--- START OF THE INPUT ---
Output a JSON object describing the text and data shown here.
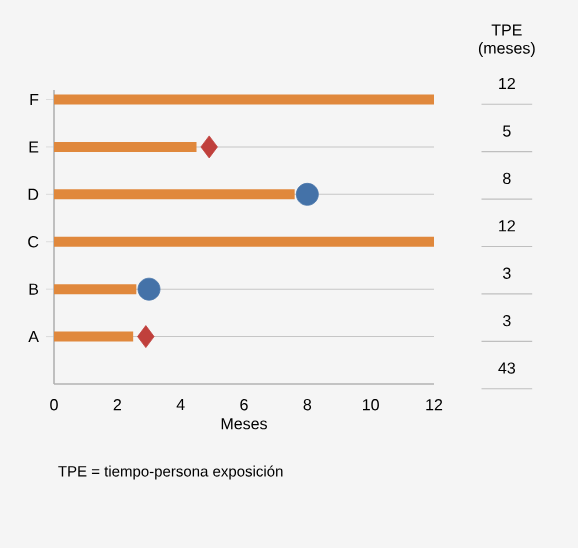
{
  "chart_data": {
    "type": "bar",
    "orientation": "horizontal",
    "xlabel": "Meses",
    "categories": [
      "F",
      "E",
      "D",
      "C",
      "B",
      "A"
    ],
    "series": [
      {
        "color": "#e0883c",
        "values": [
          12,
          4.5,
          7.6,
          12,
          2.6,
          2.5
        ]
      },
      {
        "type": "scatter",
        "marker": "circle",
        "color": "#4472a8",
        "values": [
          null,
          null,
          8,
          null,
          3,
          null
        ]
      },
      {
        "type": "scatter",
        "marker": "diamond",
        "color": "#c0403c",
        "values": [
          null,
          4.9,
          null,
          null,
          null,
          2.9
        ]
      }
    ],
    "xlim": [
      0,
      12
    ],
    "xticks": [
      0,
      2,
      4,
      6,
      8,
      10,
      12
    ],
    "grid": "y",
    "annotations": [
      "TPE (meses)",
      "12",
      "5",
      "8",
      "12",
      "3",
      "3",
      "43",
      "TPE = tiempo-persona exposición"
    ]
  }
}
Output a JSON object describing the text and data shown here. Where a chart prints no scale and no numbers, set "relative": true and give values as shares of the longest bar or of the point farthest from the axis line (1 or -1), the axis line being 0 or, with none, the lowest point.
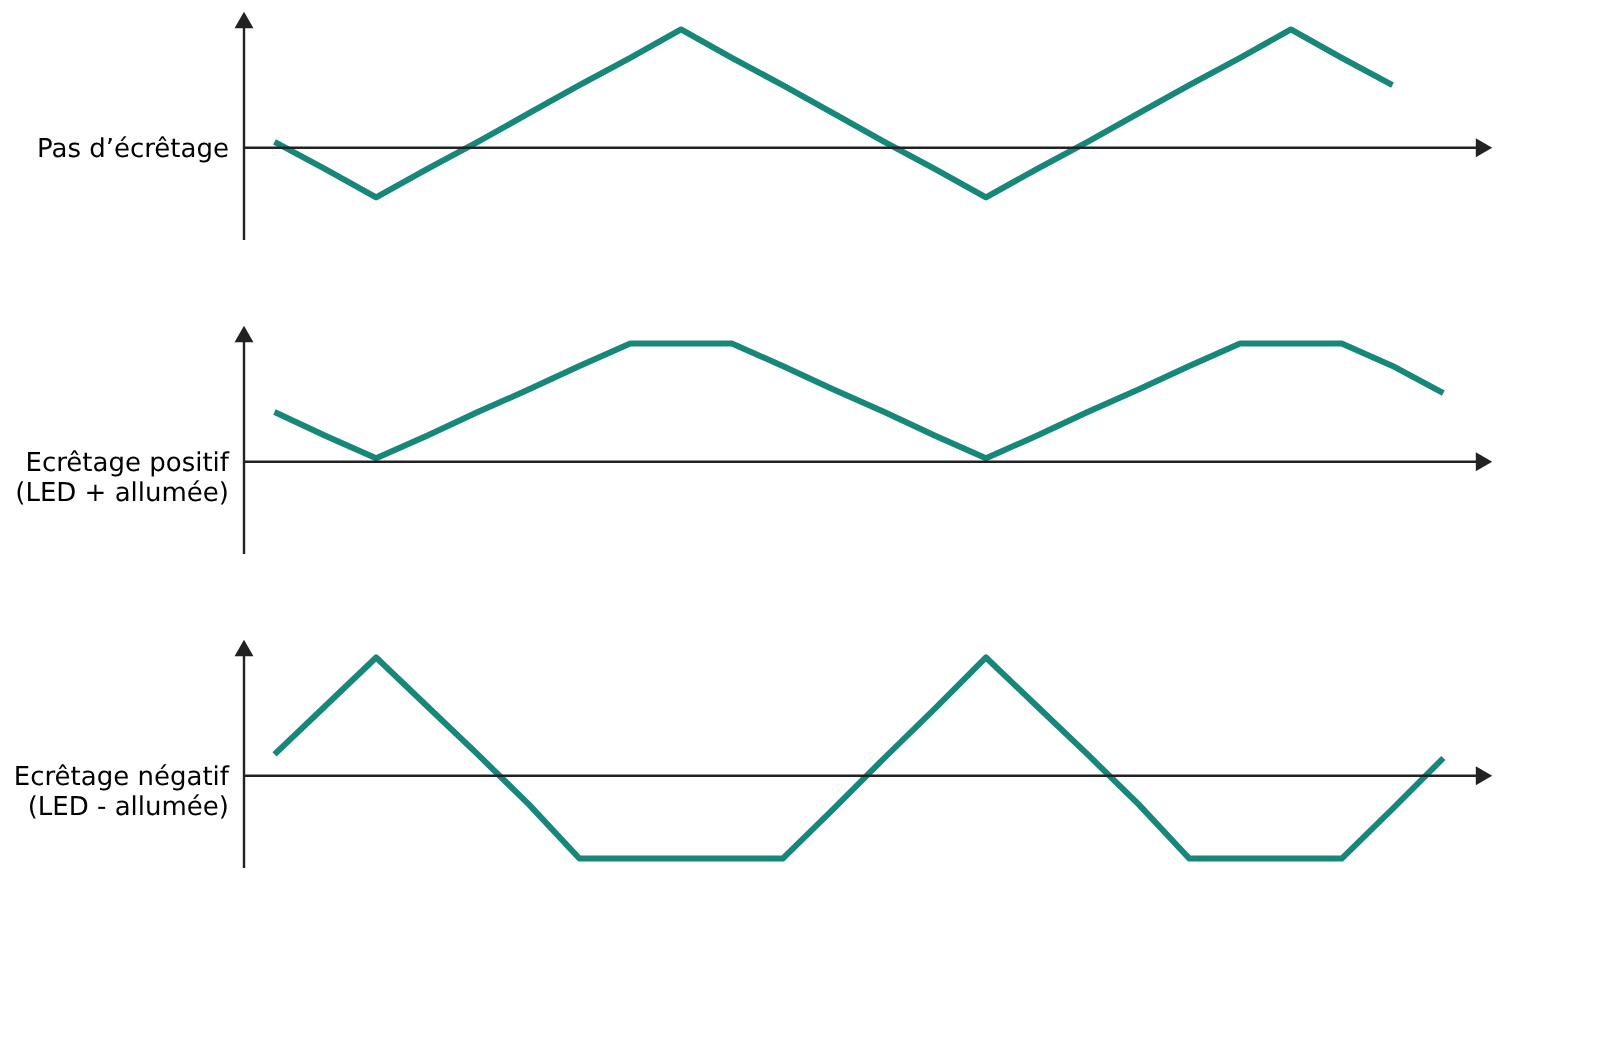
--- END OF THE INPUT ---
--- PROBLEM ---
Make an exact copy of the data, leaving its pictures out.

--- REPLY TO THE EXERCISE ---
Output a JSON object describing the text and data shown here.
{
  "chart_data": {
    "type": "bar",
    "orientation": "horizontal",
    "xlabel": "Meses",
    "categories": [
      "F",
      "E",
      "D",
      "C",
      "B",
      "A"
    ],
    "series": [
      {
        "color": "#e0883c",
        "values": [
          12,
          4.5,
          7.6,
          12,
          2.6,
          2.5
        ]
      },
      {
        "type": "scatter",
        "marker": "circle",
        "color": "#4472a8",
        "values": [
          null,
          null,
          8,
          null,
          3,
          null
        ]
      },
      {
        "type": "scatter",
        "marker": "diamond",
        "color": "#c0403c",
        "values": [
          null,
          4.9,
          null,
          null,
          null,
          2.9
        ]
      }
    ],
    "xlim": [
      0,
      12
    ],
    "xticks": [
      0,
      2,
      4,
      6,
      8,
      10,
      12
    ],
    "grid": "y",
    "annotations": [
      "TPE (meses)",
      "12",
      "5",
      "8",
      "12",
      "3",
      "3",
      "43",
      "TPE = tiempo-persona exposición"
    ]
  }
}
Output a JSON object describing the text and data shown here. Where a chart prints no scale and no numbers, set "relative": true and give values as shares of the longest bar or of the point farthest from the axis line (1 or -1), the axis line being 0 or, with none, the lowest point.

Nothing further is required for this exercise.